--- What is required ---
Transcribe all records exactly.

(Records from a data collection)
────

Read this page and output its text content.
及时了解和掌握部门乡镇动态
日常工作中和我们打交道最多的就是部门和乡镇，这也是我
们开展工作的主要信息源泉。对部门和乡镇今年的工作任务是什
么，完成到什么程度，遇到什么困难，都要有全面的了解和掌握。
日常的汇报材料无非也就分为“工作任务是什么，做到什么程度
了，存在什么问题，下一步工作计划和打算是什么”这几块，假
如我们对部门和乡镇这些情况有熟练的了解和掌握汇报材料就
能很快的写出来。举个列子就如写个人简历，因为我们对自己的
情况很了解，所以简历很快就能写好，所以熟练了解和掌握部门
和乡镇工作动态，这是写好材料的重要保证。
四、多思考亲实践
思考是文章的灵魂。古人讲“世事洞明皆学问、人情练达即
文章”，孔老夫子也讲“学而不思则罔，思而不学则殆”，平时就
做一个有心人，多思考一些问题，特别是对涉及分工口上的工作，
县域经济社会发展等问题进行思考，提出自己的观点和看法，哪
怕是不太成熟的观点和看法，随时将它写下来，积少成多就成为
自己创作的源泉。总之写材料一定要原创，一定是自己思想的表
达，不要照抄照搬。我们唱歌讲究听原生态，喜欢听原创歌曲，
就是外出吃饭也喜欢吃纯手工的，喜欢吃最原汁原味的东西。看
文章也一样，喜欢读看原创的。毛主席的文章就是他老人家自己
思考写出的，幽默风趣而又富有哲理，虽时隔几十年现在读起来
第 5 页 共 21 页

────

--- Answer for this exercise ---
Read this page and output its text content.
及时了解和掌握部门乡镇动态
日常工作中和我们打交道最多的就是部门和乡镇，这也是我
们开展工作的主要信息源泉。对部门和乡镇今年的工作任务是什
么，完成到什么程度，遇到什么困难，都要有全面的了解和掌握。
日常的汇报材料无非也就分为“工作任务是什么，做到什么程度
了，存在什么问题，下一步工作计划和打算是什么”这几块，假
如我们对部门和乡镇这些情况有熟练的了解和掌握汇报材料就
能很快的写出来。举个列子就如写个人简历，因为我们对自己的
情况很了解，所以简历很快就能写好，所以熟练了解和掌握部门
和乡镇工作动态，这是写好材料的重要保证。
四、多思考亲实践
思考是文章的灵魂。古人讲“世事洞明皆学问、人情练达即
文章”，孔老夫子也讲“学而不思则罔，思而不学则殆”，平时就
做一个有心人，多思考一些问题，特别是对涉及分工口上的工作，
县域经济社会发展等问题进行思考，提出自己的观点和看法，哪
怕是不太成熟的观点和看法，随时将它写下来，积少成多就成为
自己创作的源泉。总之写材料一定要原创，一定是自己思想的表
达，不要照抄照搬。我们唱歌讲究听原生态，喜欢听原创歌曲，
就是外出吃饭也喜欢吃纯手工的，喜欢吃最原汁原味的东西。看
文章也一样，喜欢读看原创的。毛主席的文章就是他老人家自己
思考写出的，幽默风趣而又富有哲理，虽时隔几十年现在读起来
第 5 页 共 21 页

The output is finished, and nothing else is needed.